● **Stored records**
++++++++++++++++++++

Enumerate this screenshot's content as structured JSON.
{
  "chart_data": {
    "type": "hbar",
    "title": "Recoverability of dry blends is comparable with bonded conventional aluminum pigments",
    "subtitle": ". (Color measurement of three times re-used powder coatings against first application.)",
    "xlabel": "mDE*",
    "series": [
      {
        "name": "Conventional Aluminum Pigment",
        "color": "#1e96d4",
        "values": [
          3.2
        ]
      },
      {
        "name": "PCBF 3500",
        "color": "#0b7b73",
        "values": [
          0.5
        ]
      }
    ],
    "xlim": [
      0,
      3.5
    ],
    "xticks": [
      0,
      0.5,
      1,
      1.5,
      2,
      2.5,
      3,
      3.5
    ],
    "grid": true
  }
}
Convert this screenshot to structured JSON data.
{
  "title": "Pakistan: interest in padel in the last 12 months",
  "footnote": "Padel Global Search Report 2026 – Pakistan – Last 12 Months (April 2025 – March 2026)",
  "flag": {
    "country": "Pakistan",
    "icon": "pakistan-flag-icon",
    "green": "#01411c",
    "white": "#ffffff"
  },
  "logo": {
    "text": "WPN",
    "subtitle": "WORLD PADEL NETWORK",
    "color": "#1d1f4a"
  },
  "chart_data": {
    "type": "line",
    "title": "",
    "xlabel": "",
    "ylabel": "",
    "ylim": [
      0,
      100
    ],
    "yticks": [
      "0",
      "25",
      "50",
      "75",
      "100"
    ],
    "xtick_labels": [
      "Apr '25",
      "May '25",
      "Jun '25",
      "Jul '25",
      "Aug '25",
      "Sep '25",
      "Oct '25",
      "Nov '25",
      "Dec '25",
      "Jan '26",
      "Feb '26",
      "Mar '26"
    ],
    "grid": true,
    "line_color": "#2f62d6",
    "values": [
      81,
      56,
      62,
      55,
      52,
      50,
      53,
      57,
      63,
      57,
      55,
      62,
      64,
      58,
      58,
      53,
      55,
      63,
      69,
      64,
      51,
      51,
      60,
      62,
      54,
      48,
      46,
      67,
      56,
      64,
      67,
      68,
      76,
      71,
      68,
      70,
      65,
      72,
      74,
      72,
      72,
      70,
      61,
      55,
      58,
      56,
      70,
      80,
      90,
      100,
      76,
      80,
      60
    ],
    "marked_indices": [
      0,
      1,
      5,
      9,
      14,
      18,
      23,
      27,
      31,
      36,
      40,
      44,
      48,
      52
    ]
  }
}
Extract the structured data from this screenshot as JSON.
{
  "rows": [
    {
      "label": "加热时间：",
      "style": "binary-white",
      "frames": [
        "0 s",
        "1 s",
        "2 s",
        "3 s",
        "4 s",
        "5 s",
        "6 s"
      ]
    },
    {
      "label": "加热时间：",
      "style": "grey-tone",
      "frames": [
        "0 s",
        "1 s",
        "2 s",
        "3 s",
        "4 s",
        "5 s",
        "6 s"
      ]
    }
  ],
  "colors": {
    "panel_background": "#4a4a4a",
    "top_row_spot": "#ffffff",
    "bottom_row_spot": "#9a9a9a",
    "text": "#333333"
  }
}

++++++++++++++++++++

● **Task instructions**
Identify and extract each line of the listing that contains "structured".

● **Solution below**
Enumerate this screenshot's content as structured JSON.
Convert this screenshot to structured JSON data.
Extract the structured data from this screenshot as JSON.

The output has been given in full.